Data extracted from a collection:

.....

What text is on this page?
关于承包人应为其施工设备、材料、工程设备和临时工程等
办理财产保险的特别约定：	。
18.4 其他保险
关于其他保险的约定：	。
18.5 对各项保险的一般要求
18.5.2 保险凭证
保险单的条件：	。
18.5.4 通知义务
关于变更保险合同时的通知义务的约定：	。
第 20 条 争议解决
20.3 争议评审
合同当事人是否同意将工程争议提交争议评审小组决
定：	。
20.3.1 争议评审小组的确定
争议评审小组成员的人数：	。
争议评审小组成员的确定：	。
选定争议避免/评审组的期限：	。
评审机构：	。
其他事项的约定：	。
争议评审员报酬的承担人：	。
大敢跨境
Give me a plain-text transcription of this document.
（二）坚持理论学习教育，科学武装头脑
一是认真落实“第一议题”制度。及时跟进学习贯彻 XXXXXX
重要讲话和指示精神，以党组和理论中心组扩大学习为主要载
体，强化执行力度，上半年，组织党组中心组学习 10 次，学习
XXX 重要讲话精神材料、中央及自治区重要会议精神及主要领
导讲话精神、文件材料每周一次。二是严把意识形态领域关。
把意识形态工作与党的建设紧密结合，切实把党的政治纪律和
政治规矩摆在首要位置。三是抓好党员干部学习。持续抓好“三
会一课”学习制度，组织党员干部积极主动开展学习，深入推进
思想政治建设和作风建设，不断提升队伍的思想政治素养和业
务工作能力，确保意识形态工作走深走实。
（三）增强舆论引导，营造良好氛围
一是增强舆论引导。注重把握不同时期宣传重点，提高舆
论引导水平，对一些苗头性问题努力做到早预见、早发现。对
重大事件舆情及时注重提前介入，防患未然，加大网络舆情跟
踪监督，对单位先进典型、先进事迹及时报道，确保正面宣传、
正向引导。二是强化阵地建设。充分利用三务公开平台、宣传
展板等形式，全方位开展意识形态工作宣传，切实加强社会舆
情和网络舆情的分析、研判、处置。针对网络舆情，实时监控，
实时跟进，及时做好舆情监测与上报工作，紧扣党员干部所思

.....

▶ TO BE DONE: Using the records above, please retype only the run of lines from the line holding "Give me a plain-text" through the last line, both ends included.

▶ ANSWER IN FULL:
Give me a plain-text transcription of this document.
（二）坚持理论学习教育，科学武装头脑
一是认真落实“第一议题”制度。及时跟进学习贯彻 XXXXXX
重要讲话和指示精神，以党组和理论中心组扩大学习为主要载
体，强化执行力度，上半年，组织党组中心组学习 10 次，学习
XXX 重要讲话精神材料、中央及自治区重要会议精神及主要领
导讲话精神、文件材料每周一次。二是严把意识形态领域关。
把意识形态工作与党的建设紧密结合，切实把党的政治纪律和
政治规矩摆在首要位置。三是抓好党员干部学习。持续抓好“三
会一课”学习制度，组织党员干部积极主动开展学习，深入推进
思想政治建设和作风建设，不断提升队伍的思想政治素养和业
务工作能力，确保意识形态工作走深走实。
（三）增强舆论引导，营造良好氛围
一是增强舆论引导。注重把握不同时期宣传重点，提高舆
论引导水平，对一些苗头性问题努力做到早预见、早发现。对
重大事件舆情及时注重提前介入，防患未然，加大网络舆情跟
踪监督，对单位先进典型、先进事迹及时报道，确保正面宣传、
正向引导。二是强化阵地建设。充分利用三务公开平台、宣传
展板等形式，全方位开展意识形态工作宣传，切实加强社会舆
情和网络舆情的分析、研判、处置。针对网络舆情，实时监控，
实时跟进，及时做好舆情监测与上报工作，紧扣党员干部所思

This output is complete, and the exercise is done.